» **WHAT YOU ARE ASKED TO DO**
Output all of the data below exactly as given.

» **SOURCE DATA**
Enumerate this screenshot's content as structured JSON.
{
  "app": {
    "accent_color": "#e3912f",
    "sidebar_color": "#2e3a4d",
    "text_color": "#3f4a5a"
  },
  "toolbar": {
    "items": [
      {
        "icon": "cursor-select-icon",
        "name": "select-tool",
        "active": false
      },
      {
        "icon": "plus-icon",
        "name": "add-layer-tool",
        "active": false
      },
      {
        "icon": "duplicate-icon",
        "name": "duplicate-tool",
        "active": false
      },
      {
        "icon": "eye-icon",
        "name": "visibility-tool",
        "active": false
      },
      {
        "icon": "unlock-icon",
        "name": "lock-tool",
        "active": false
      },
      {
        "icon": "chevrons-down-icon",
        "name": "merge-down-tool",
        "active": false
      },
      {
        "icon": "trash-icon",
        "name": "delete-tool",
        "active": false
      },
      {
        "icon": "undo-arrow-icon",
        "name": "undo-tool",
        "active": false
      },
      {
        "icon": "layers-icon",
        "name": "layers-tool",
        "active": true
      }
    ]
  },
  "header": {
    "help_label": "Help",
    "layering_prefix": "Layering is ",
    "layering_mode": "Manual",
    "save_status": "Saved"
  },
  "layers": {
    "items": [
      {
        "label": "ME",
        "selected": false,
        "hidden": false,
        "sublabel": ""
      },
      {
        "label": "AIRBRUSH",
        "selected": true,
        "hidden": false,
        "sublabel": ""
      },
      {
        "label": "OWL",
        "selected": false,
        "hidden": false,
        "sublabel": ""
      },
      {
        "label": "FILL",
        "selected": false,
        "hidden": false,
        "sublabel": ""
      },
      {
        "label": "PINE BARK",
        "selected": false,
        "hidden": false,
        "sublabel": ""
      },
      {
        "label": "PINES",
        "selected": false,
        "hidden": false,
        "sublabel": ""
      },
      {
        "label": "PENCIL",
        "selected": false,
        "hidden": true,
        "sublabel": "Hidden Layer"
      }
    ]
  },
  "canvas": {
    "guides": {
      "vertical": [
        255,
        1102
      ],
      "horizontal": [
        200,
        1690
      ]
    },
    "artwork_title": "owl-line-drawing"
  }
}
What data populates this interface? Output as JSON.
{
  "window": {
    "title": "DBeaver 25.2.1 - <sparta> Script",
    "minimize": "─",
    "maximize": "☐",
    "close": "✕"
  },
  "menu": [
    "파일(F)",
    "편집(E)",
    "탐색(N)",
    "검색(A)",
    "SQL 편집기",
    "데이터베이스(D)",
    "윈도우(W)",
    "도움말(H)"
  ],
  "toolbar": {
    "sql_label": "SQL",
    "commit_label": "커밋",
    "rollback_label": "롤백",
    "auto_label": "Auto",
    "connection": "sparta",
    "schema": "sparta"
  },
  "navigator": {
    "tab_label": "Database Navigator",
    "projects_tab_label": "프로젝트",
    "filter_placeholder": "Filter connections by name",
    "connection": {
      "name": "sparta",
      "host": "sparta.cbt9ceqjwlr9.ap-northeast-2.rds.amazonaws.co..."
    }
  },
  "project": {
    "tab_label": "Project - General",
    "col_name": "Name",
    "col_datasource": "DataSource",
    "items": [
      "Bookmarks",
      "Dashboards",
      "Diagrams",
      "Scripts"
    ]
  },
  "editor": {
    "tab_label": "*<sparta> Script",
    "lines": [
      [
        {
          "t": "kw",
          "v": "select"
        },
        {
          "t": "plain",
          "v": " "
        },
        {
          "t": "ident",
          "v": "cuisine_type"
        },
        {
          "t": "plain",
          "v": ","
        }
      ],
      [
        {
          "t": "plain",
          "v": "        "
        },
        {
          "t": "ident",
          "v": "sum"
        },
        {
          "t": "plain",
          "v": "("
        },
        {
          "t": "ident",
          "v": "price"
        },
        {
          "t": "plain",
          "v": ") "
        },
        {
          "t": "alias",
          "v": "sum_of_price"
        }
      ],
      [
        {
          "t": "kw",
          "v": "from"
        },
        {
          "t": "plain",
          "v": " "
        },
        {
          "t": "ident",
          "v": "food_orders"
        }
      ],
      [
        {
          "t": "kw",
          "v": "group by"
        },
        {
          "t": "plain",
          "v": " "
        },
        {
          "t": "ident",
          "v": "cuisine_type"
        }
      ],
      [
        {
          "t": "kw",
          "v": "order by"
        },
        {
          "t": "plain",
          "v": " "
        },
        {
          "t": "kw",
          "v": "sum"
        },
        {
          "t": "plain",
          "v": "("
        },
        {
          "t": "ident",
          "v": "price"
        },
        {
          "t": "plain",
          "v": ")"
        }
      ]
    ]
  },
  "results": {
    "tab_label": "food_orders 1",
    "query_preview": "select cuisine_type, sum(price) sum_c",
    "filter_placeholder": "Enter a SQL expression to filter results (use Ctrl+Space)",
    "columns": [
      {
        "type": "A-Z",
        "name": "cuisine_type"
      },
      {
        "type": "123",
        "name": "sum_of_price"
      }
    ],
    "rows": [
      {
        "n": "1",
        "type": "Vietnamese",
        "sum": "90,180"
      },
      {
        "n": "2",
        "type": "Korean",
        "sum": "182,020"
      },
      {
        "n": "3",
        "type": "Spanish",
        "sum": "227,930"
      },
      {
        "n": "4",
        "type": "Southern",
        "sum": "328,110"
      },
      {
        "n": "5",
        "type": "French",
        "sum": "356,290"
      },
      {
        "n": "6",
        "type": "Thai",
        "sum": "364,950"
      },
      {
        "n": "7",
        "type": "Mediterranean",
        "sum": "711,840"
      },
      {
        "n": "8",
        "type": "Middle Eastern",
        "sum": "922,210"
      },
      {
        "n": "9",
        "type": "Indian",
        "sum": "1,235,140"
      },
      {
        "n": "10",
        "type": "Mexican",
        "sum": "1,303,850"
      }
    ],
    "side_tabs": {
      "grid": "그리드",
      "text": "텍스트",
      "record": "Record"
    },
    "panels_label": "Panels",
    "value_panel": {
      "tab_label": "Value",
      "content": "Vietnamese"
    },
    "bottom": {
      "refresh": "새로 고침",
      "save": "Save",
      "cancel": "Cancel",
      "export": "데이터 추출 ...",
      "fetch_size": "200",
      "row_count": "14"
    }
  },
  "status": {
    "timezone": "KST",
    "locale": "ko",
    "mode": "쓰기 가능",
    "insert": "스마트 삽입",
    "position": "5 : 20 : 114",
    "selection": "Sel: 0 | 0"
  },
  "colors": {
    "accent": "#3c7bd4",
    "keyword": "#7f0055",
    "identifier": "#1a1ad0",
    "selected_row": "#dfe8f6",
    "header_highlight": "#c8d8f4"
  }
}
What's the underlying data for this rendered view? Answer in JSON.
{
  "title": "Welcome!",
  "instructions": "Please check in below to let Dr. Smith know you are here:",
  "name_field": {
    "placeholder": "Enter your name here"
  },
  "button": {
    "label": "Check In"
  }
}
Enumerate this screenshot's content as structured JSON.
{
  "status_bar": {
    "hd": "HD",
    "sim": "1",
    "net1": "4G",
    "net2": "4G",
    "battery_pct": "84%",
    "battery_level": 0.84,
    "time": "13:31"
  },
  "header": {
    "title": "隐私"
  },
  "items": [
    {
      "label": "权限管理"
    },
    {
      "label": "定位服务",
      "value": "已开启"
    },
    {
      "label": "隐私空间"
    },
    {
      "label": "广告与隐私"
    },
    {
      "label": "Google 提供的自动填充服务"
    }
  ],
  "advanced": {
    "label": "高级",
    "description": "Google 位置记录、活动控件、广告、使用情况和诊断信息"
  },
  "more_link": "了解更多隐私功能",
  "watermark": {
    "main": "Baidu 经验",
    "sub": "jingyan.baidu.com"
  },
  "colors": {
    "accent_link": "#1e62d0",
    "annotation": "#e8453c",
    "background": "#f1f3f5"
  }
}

» **SOLUTION TO THIS TASK**
Enumerate this screenshot's content as structured JSON.
{
  "app": {
    "accent_color": "#e3912f",
    "sidebar_color": "#2e3a4d",
    "text_color": "#3f4a5a"
  },
  "toolbar": {
    "items": [
      {
        "icon": "cursor-select-icon",
        "name": "select-tool",
        "active": false
      },
      {
        "icon": "plus-icon",
        "name": "add-layer-tool",
        "active": false
      },
      {
        "icon": "duplicate-icon",
        "name": "duplicate-tool",
        "active": false
      },
      {
        "icon": "eye-icon",
        "name": "visibility-tool",
        "active": false
      },
      {
        "icon": "unlock-icon",
        "name": "lock-tool",
        "active": false
      },
      {
        "icon": "chevrons-down-icon",
        "name": "merge-down-tool",
        "active": false
      },
      {
        "icon": "trash-icon",
        "name": "delete-tool",
        "active": false
      },
      {
        "icon": "undo-arrow-icon",
        "name": "undo-tool",
        "active": false
      },
      {
        "icon": "layers-icon",
        "name": "layers-tool",
        "active": true
      }
    ]
  },
  "header": {
    "help_label": "Help",
    "layering_prefix": "Layering is ",
    "layering_mode": "Manual",
    "save_status": "Saved"
  },
  "layers": {
    "items": [
      {
        "label": "ME",
        "selected": false,
        "hidden": false,
        "sublabel": ""
      },
      {
        "label": "AIRBRUSH",
        "selected": true,
        "hidden": false,
        "sublabel": ""
      },
      {
        "label": "OWL",
        "selected": false,
        "hidden": false,
        "sublabel": ""
      },
      {
        "label": "FILL",
        "selected": false,
        "hidden": false,
        "sublabel": ""
      },
      {
        "label": "PINE BARK",
        "selected": false,
        "hidden": false,
        "sublabel": ""
      },
      {
        "label": "PINES",
        "selected": false,
        "hidden": false,
        "sublabel": ""
      },
      {
        "label": "PENCIL",
        "selected": false,
        "hidden": true,
        "sublabel": "Hidden Layer"
      }
    ]
  },
  "canvas": {
    "guides": {
      "vertical": [
        255,
        1102
      ],
      "horizontal": [
        200,
        1690
      ]
    },
    "artwork_title": "owl-line-drawing"
  }
}
What data populates this interface? Output as JSON.
{
  "window": {
    "title": "DBeaver 25.2.1 - <sparta> Script",
    "minimize": "─",
    "maximize": "☐",
    "close": "✕"
  },
  "menu": [
    "파일(F)",
    "편집(E)",
    "탐색(N)",
    "검색(A)",
    "SQL 편집기",
    "데이터베이스(D)",
    "윈도우(W)",
    "도움말(H)"
  ],
  "toolbar": {
    "sql_label": "SQL",
    "commit_label": "커밋",
    "rollback_label": "롤백",
    "auto_label": "Auto",
    "connection": "sparta",
    "schema": "sparta"
  },
  "navigator": {
    "tab_label": "Database Navigator",
    "projects_tab_label": "프로젝트",
    "filter_placeholder": "Filter connections by name",
    "connection": {
      "name": "sparta",
      "host": "sparta.cbt9ceqjwlr9.ap-northeast-2.rds.amazonaws.co..."
    }
  },
  "project": {
    "tab_label": "Project - General",
    "col_name": "Name",
    "col_datasource": "DataSource",
    "items": [
      "Bookmarks",
      "Dashboards",
      "Diagrams",
      "Scripts"
    ]
  },
  "editor": {
    "tab_label": "*<sparta> Script",
    "lines": [
      [
        {
          "t": "kw",
          "v": "select"
        },
        {
          "t": "plain",
          "v": " "
        },
        {
          "t": "ident",
          "v": "cuisine_type"
        },
        {
          "t": "plain",
          "v": ","
        }
      ],
      [
        {
          "t": "plain",
          "v": "        "
        },
        {
          "t": "ident",
          "v": "sum"
        },
        {
          "t": "plain",
          "v": "("
        },
        {
          "t": "ident",
          "v": "price"
        },
        {
          "t": "plain",
          "v": ") "
        },
        {
          "t": "alias",
          "v": "sum_of_price"
        }
      ],
      [
        {
          "t": "kw",
          "v": "from"
        },
        {
          "t": "plain",
          "v": " "
        },
        {
          "t": "ident",
          "v": "food_orders"
        }
      ],
      [
        {
          "t": "kw",
          "v": "group by"
        },
        {
          "t": "plain",
          "v": " "
        },
        {
          "t": "ident",
          "v": "cuisine_type"
        }
      ],
      [
        {
          "t": "kw",
          "v": "order by"
        },
        {
          "t": "plain",
          "v": " "
        },
        {
          "t": "kw",
          "v": "sum"
        },
        {
          "t": "plain",
          "v": "("
        },
        {
          "t": "ident",
          "v": "price"
        },
        {
          "t": "plain",
          "v": ")"
        }
      ]
    ]
  },
  "results": {
    "tab_label": "food_orders 1",
    "query_preview": "select cuisine_type, sum(price) sum_c",
    "filter_placeholder": "Enter a SQL expression to filter results (use Ctrl+Space)",
    "columns": [
      {
        "type": "A-Z",
        "name": "cuisine_type"
      },
      {
        "type": "123",
        "name": "sum_of_price"
      }
    ],
    "rows": [
      {
        "n": "1",
        "type": "Vietnamese",
        "sum": "90,180"
      },
      {
        "n": "2",
        "type": "Korean",
        "sum": "182,020"
      },
      {
        "n": "3",
        "type": "Spanish",
        "sum": "227,930"
      },
      {
        "n": "4",
        "type": "Southern",
        "sum": "328,110"
      },
      {
        "n": "5",
        "type": "French",
        "sum": "356,290"
      },
      {
        "n": "6",
        "type": "Thai",
        "sum": "364,950"
      },
      {
        "n": "7",
        "type": "Mediterranean",
        "sum": "711,840"
      },
      {
        "n": "8",
        "type": "Middle Eastern",
        "sum": "922,210"
      },
      {
        "n": "9",
        "type": "Indian",
        "sum": "1,235,140"
      },
      {
        "n": "10",
        "type": "Mexican",
        "sum": "1,303,850"
      }
    ],
    "side_tabs": {
      "grid": "그리드",
      "text": "텍스트",
      "record": "Record"
    },
    "panels_label": "Panels",
    "value_panel": {
      "tab_label": "Value",
      "content": "Vietnamese"
    },
    "bottom": {
      "refresh": "새로 고침",
      "save": "Save",
      "cancel": "Cancel",
      "export": "데이터 추출 ...",
      "fetch_size": "200",
      "row_count": "14"
    }
  },
  "status": {
    "timezone": "KST",
    "locale": "ko",
    "mode": "쓰기 가능",
    "insert": "스마트 삽입",
    "position": "5 : 20 : 114",
    "selection": "Sel: 0 | 0"
  },
  "colors": {
    "accent": "#3c7bd4",
    "keyword": "#7f0055",
    "identifier": "#1a1ad0",
    "selected_row": "#dfe8f6",
    "header_highlight": "#c8d8f4"
  }
}
What's the underlying data for this rendered view? Answer in JSON.
{
  "title": "Welcome!",
  "instructions": "Please check in below to let Dr. Smith know you are here:",
  "name_field": {
    "placeholder": "Enter your name here"
  },
  "button": {
    "label": "Check In"
  }
}
Enumerate this screenshot's content as structured JSON.
{
  "status_bar": {
    "hd": "HD",
    "sim": "1",
    "net1": "4G",
    "net2": "4G",
    "battery_pct": "84%",
    "battery_level": 0.84,
    "time": "13:31"
  },
  "header": {
    "title": "隐私"
  },
  "items": [
    {
      "label": "权限管理"
    },
    {
      "label": "定位服务",
      "value": "已开启"
    },
    {
      "label": "隐私空间"
    },
    {
      "label": "广告与隐私"
    },
    {
      "label": "Google 提供的自动填充服务"
    }
  ],
  "advanced": {
    "label": "高级",
    "description": "Google 位置记录、活动控件、广告、使用情况和诊断信息"
  },
  "more_link": "了解更多隐私功能",
  "watermark": {
    "main": "Baidu 经验",
    "sub": "jingyan.baidu.com"
  },
  "colors": {
    "accent_link": "#1e62d0",
    "annotation": "#e8453c",
    "background": "#f1f3f5"
  }
}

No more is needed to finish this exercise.